* _Exercise objective_: Give every entry again, word for word.

-------

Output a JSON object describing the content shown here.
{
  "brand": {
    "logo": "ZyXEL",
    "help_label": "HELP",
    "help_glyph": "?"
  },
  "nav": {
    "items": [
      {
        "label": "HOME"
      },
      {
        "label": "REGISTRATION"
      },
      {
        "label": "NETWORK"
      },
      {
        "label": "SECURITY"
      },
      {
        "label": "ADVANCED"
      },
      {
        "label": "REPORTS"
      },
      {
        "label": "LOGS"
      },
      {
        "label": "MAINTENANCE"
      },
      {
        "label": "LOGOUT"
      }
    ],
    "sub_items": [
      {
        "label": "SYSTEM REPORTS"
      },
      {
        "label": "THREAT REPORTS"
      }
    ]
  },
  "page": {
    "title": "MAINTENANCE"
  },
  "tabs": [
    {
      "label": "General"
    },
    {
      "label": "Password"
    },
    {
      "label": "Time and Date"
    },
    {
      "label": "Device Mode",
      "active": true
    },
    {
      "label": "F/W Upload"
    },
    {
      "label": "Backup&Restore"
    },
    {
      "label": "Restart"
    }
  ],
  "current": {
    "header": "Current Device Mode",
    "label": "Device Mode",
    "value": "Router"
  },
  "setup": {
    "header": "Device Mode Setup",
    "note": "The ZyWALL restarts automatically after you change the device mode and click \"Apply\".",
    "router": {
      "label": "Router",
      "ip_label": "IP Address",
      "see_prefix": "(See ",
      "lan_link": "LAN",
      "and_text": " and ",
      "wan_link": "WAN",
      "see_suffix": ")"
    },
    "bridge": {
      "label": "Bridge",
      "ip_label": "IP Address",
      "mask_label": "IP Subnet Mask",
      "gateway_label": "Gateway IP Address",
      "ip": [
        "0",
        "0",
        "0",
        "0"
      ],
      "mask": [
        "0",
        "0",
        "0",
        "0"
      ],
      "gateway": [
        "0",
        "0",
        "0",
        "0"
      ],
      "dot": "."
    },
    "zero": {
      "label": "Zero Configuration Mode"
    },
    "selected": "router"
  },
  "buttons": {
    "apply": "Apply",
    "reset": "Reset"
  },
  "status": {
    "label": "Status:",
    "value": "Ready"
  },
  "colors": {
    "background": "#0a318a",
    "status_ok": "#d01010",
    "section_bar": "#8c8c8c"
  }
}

-------

* _Completed exercise_:
Output a JSON object describing the content shown here.
{
  "brand": {
    "logo": "ZyXEL",
    "help_label": "HELP",
    "help_glyph": "?"
  },
  "nav": {
    "items": [
      {
        "label": "HOME"
      },
      {
        "label": "REGISTRATION"
      },
      {
        "label": "NETWORK"
      },
      {
        "label": "SECURITY"
      },
      {
        "label": "ADVANCED"
      },
      {
        "label": "REPORTS"
      },
      {
        "label": "LOGS"
      },
      {
        "label": "MAINTENANCE"
      },
      {
        "label": "LOGOUT"
      }
    ],
    "sub_items": [
      {
        "label": "SYSTEM REPORTS"
      },
      {
        "label": "THREAT REPORTS"
      }
    ]
  },
  "page": {
    "title": "MAINTENANCE"
  },
  "tabs": [
    {
      "label": "General"
    },
    {
      "label": "Password"
    },
    {
      "label": "Time and Date"
    },
    {
      "label": "Device Mode",
      "active": true
    },
    {
      "label": "F/W Upload"
    },
    {
      "label": "Backup&Restore"
    },
    {
      "label": "Restart"
    }
  ],
  "current": {
    "header": "Current Device Mode",
    "label": "Device Mode",
    "value": "Router"
  },
  "setup": {
    "header": "Device Mode Setup",
    "note": "The ZyWALL restarts automatically after you change the device mode and click \"Apply\".",
    "router": {
      "label": "Router",
      "ip_label": "IP Address",
      "see_prefix": "(See ",
      "lan_link": "LAN",
      "and_text": " and ",
      "wan_link": "WAN",
      "see_suffix": ")"
    },
    "bridge": {
      "label": "Bridge",
      "ip_label": "IP Address",
      "mask_label": "IP Subnet Mask",
      "gateway_label": "Gateway IP Address",
      "ip": [
        "0",
        "0",
        "0",
        "0"
      ],
      "mask": [
        "0",
        "0",
        "0",
        "0"
      ],
      "gateway": [
        "0",
        "0",
        "0",
        "0"
      ],
      "dot": "."
    },
    "zero": {
      "label": "Zero Configuration Mode"
    },
    "selected": "router"
  },
  "buttons": {
    "apply": "Apply",
    "reset": "Reset"
  },
  "status": {
    "label": "Status:",
    "value": "Ready"
  },
  "colors": {
    "background": "#0a318a",
    "status_ok": "#d01010",
    "section_bar": "#8c8c8c"
  }
}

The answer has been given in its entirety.